### Required task a
In the listing, rename "Shut Down All" to "Stop All Kernels" from its first line up to and including the line with "- ublock-icon[interactable]: U: [2260, 32, 2280, 52]". Return only those lines, with everything else left as it was.

### Excerpted text
__________

Recycling in Additive Manufacturing: Coming Full Circle with End-of-Life Glass Fiber Reinforced Composites
In the recently published ‘Remanufacturing of end-of-life glass-fiber reinforced composites via UV-assisted 3D printing,’ authors Andrea Mantelli, Marinella Levi, Stefano Turri, and Raffaella Suriano, from Politecnico di Milano, opened a study to investigate the potential of 3D printing for end-of-life (EoL) composites.
Their expectations of this work are environmentally sustainable structures that can be created affordably and fast, with complex geometries and suitable mechanical properties. Suggested applications are street furniture and urban renewal—all for a ‘circular economy model.’ The researchers delve deeper into the topic of recycling in 3D printing; and while it may sometimes be a complex procedure, it is critical due to the large amounts of materials being discarded whether at the end of their usefulness or considered waste after a failed print.
Pointing out that fiber-reinforced polymers are a ‘peculiar class of engineering materials,’ the researchers are aware of the challenges in recycling—in comparison to thermoplastics, richer in nature due to multiple materials. Because ever-increasing amounts of this composite waste are reaching the end-of-life (EoL), it is critical now to find better ways to recycle, rather than dumping these parts into landfills. Ultimately, what the researchers would like to see is a movement away from ‘take, make, and dispose,’ and one toward ‘reusing, recycling, repairing, and remanufacturing.’
In most programs today, the costs of recycling outweigh the advantages—and especially with glass fiber reinforced composites (GFRCs). These materials can in some cases be recycled via grinding, splitting, or hot and/or cold crushing and forming. Recycled glass fibers can also be used as fillers. The researchers also state the potential for using waste polymers to make filament.
“Very recently, continuous carbon fiber reinforced thermoplastic composites have been recycled and remanufactured by means of fused deposition modeling (FDM) technology,” state the researchers.
Here, they experimented with the 3D printing of GFRCs to explore the efficacy in reusing shredded solid recyclates.
The research team noted the best success in printing with the composition 20D45R as the object produced was ‘flawless.’ They were able to modify their 3D printer, adding a third UV-LED and specific support for these features.

__________

### Input data
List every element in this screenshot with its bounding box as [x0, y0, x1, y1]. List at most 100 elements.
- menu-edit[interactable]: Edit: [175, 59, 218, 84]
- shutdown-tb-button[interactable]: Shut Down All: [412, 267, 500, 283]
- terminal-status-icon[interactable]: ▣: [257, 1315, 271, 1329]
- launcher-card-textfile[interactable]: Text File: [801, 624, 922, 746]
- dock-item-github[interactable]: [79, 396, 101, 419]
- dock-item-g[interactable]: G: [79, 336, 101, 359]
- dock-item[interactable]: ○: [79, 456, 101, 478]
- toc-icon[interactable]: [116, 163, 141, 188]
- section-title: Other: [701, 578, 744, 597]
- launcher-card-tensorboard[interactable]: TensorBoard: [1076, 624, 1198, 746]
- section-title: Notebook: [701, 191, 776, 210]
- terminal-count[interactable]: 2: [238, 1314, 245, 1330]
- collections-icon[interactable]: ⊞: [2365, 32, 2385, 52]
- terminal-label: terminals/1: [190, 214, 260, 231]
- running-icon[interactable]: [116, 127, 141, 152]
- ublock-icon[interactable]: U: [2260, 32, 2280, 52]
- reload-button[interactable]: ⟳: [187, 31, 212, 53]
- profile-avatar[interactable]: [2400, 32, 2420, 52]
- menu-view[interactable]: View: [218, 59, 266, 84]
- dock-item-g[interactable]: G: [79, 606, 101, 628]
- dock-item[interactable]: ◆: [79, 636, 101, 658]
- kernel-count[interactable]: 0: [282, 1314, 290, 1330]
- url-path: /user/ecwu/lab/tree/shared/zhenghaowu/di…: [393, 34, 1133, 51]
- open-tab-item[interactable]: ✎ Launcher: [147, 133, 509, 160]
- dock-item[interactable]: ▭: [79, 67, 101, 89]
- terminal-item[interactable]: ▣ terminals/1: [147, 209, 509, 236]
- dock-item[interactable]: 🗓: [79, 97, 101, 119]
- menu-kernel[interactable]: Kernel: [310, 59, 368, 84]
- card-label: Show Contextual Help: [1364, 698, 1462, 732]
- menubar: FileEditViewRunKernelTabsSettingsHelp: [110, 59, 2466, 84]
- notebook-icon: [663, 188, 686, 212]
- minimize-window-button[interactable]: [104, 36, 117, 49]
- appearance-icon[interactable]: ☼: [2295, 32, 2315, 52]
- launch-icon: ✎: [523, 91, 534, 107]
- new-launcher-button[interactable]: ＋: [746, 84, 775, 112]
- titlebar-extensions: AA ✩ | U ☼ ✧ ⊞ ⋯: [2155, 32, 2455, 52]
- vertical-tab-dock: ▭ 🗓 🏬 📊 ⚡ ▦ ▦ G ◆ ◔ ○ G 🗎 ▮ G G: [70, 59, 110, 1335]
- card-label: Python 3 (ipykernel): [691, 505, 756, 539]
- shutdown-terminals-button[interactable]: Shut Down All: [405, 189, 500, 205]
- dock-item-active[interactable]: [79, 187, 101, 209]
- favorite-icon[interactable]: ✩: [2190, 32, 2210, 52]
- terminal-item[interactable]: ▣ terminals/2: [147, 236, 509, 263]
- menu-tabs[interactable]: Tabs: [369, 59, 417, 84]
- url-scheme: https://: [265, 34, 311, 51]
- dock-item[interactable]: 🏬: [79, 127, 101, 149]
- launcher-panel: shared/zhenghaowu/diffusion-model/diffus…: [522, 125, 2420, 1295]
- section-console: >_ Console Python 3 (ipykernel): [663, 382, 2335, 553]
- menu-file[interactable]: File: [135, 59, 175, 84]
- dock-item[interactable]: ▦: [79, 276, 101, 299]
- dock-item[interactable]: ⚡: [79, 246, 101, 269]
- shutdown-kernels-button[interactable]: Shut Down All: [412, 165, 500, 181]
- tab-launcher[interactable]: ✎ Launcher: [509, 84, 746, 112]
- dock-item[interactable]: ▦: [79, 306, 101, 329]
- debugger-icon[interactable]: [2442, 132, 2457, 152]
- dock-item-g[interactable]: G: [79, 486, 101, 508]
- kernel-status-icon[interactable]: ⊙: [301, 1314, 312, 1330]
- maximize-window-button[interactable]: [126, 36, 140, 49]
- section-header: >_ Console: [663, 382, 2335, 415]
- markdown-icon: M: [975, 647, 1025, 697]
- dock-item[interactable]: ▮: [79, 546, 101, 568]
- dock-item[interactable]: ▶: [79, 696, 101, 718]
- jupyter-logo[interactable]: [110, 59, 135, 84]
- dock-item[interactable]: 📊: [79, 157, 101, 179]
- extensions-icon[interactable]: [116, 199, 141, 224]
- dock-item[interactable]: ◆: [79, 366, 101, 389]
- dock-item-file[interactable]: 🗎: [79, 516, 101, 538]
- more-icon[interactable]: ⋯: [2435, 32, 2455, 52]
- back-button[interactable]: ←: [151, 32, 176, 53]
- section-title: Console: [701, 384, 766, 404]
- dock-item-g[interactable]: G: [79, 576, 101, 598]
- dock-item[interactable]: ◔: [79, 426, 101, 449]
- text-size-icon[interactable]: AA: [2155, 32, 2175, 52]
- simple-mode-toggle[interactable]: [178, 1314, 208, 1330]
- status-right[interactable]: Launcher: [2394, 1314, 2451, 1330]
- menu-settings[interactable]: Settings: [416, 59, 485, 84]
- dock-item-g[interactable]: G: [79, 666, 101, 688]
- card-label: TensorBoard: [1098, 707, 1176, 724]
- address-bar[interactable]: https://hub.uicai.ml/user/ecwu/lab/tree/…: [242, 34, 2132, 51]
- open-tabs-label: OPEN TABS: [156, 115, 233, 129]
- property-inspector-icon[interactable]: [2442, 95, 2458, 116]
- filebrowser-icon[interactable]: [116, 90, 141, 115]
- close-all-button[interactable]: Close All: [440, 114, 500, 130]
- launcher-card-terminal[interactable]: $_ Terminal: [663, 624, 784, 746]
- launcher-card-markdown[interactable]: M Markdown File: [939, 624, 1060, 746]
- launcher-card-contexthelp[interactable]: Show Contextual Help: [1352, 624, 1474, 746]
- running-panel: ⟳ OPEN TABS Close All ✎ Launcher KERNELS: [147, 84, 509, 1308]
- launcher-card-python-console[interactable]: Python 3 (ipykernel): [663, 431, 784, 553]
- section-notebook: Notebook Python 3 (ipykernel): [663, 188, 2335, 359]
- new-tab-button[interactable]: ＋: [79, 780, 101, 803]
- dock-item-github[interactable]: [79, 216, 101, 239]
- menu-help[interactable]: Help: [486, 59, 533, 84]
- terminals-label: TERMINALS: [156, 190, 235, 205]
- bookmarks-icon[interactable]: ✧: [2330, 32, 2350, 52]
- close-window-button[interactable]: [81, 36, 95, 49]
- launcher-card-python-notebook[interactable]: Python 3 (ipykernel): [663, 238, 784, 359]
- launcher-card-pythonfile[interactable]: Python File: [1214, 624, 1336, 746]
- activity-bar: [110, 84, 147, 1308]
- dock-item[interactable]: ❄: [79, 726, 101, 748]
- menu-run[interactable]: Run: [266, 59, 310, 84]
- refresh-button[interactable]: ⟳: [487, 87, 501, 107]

__________

### Required task b
Reproduce the article on recycling glass fiber composites from "The research team" up to and including "for these features.".

### Final answer a
List every element in this screenshot with its bounding box as [x0, y0, x1, y1]. List at most 100 elements.
- menu-edit[interactable]: Edit: [175, 59, 218, 84]
- shutdown-tb-button[interactable]: Stop All Kernels: [412, 267, 500, 283]
- terminal-status-icon[interactable]: ▣: [257, 1315, 271, 1329]
- launcher-card-textfile[interactable]: Text File: [801, 624, 922, 746]
- dock-item-github[interactable]: [79, 396, 101, 419]
- dock-item-g[interactable]: G: [79, 336, 101, 359]
- dock-item[interactable]: ○: [79, 456, 101, 478]
- toc-icon[interactable]: [116, 163, 141, 188]
- section-title: Other: [701, 578, 744, 597]
- launcher-card-tensorboard[interactable]: TensorBoard: [1076, 624, 1198, 746]
- section-title: Notebook: [701, 191, 776, 210]
- terminal-count[interactable]: 2: [238, 1314, 245, 1330]
- collections-icon[interactable]: ⊞: [2365, 32, 2385, 52]
- terminal-label: terminals/1: [190, 214, 260, 231]
- running-icon[interactable]: [116, 127, 141, 152]
- ublock-icon[interactable]: U: [2260, 32, 2280, 52]

### Final answer b
The research team noted the best success in printing with the composition 20D45R as the object produced was ‘flawless.’ They were able to modify their 3D printer, adding a third UV-LED and specific support for these features.